**Objective:**
In the listing below, pick out lines with "JSON".

**Data for the task:**
⁂

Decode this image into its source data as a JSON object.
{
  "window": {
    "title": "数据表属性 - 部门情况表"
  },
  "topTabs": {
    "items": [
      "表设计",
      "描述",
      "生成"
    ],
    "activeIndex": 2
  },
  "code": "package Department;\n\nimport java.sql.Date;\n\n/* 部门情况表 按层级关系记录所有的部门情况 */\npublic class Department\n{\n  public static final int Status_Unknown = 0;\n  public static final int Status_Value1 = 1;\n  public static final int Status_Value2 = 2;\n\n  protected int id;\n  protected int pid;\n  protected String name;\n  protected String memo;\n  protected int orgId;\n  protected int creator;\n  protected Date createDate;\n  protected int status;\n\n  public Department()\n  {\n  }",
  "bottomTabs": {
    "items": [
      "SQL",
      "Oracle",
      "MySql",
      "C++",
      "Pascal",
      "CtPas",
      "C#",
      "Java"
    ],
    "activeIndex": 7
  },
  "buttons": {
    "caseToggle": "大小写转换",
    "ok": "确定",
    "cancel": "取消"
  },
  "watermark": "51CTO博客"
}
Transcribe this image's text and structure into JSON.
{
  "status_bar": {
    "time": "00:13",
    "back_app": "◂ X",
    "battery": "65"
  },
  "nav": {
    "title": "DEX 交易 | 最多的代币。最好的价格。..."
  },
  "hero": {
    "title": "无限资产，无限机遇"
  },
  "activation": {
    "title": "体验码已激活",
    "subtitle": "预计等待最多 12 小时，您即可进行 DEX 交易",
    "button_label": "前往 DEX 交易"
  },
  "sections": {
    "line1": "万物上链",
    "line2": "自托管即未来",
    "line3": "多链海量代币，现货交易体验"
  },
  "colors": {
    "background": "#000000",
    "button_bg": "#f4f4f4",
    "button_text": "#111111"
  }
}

⁂

**Task answer:**
Decode this image into its source data as a JSON object.
Transcribe this image's text and structure into JSON.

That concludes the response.